REQUIRED TASK: Return all lines that include the string "kind".

[Dataset items]
* * * * * * * * *

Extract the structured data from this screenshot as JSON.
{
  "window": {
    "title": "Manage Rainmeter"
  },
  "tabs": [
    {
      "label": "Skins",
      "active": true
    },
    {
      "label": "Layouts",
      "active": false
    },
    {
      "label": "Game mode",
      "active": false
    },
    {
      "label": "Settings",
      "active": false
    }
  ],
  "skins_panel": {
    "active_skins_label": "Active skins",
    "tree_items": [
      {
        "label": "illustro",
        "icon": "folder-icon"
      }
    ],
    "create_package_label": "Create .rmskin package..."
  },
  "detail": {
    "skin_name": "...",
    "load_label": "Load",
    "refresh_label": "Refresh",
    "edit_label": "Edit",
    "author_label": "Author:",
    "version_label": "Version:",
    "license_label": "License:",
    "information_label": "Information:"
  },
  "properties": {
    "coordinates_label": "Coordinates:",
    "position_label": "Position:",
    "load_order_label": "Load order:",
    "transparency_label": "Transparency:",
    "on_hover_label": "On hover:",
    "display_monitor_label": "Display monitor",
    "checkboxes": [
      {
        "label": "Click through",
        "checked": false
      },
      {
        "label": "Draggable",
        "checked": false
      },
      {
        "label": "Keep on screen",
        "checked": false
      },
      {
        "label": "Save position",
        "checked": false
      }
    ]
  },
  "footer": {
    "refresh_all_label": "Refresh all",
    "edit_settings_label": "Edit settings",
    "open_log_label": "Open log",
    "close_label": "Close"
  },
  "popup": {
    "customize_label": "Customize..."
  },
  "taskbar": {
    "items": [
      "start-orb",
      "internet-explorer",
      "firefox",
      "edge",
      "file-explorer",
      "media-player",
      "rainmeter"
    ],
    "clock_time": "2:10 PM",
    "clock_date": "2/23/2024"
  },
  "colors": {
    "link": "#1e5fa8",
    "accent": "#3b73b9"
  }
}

* * * * * * * * *

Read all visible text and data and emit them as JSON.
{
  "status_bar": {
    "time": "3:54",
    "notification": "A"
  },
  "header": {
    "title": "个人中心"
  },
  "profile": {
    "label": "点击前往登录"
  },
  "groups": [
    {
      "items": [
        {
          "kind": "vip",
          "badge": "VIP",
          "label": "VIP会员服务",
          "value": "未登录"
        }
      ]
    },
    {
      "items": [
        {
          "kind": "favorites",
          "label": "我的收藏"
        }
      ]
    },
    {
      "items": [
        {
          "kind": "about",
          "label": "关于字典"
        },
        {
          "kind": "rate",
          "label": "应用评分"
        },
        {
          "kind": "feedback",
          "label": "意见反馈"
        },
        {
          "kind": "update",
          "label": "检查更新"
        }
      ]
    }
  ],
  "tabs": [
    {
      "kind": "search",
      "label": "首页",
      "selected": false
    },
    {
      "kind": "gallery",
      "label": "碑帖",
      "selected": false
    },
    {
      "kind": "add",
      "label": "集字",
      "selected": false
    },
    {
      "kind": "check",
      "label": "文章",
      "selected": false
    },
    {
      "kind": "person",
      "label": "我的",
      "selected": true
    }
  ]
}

* * * * * * * * *

WRITTEN REPLY:
          "kind": "vip",
          "kind": "favorites",
          "kind": "about",
          "kind": "rate",
          "kind": "feedback",
          "kind": "update",
      "kind": "search",
      "kind": "gallery",
      "kind": "add",
      "kind": "check",
      "kind": "person",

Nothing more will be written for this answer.